WHAT IS NEEDED: All of the data should be output character for character, except the pictures.

※ ※ ※

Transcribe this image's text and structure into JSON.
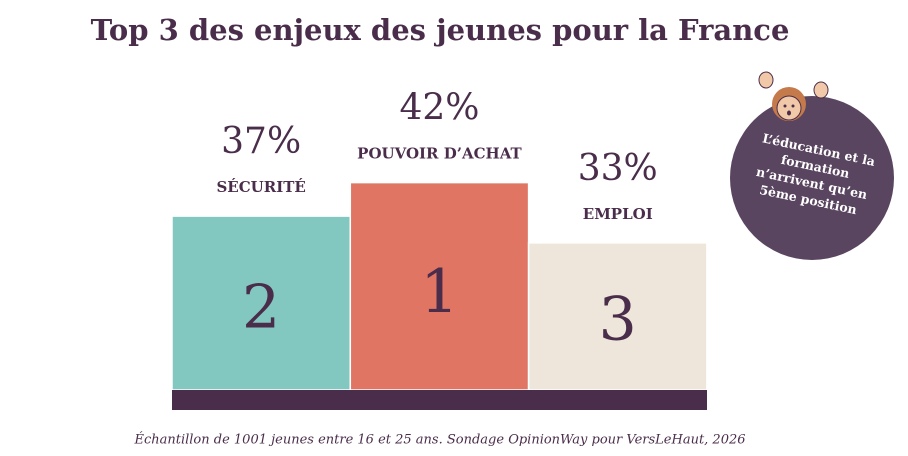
{
  "chart_data": {
    "type": "bar",
    "title": "Top 3 des enjeux des jeunes pour la France",
    "categories": [
      "SÉCURITÉ",
      "POUVOIR D’ACHAT",
      "EMPLOI"
    ],
    "values": [
      37,
      42,
      33
    ],
    "value_labels": [
      "37%",
      "42%",
      "33%"
    ],
    "ranks": [
      "2",
      "1",
      "3"
    ],
    "colors": [
      "#82c8c0",
      "#e07563",
      "#eee6da"
    ],
    "annotation": [
      "L’éducation et la",
      "formation",
      "n’arrivent qu’en",
      "5ème position"
    ],
    "source": "Échantillon de 1001 jeunes entre 16 et 25 ans. Sondage OpinionWay pour VersLeHaut, 2026"
  }
}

※ ※ ※

TASK SOLUTION:
Transcribe this image's text and structure into JSON.
{
  "chart_data": {
    "type": "bar",
    "title": "Top 3 des enjeux des jeunes pour la France",
    "categories": [
      "SÉCURITÉ",
      "POUVOIR D’ACHAT",
      "EMPLOI"
    ],
    "values": [
      37,
      42,
      33
    ],
    "value_labels": [
      "37%",
      "42%",
      "33%"
    ],
    "ranks": [
      "2",
      "1",
      "3"
    ],
    "colors": [
      "#82c8c0",
      "#e07563",
      "#eee6da"
    ],
    "annotation": [
      "L’éducation et la",
      "formation",
      "n’arrivent qu’en",
      "5ème position"
    ],
    "source": "Échantillon de 1001 jeunes entre 16 et 25 ans. Sondage OpinionWay pour VersLeHaut, 2026"
  }
}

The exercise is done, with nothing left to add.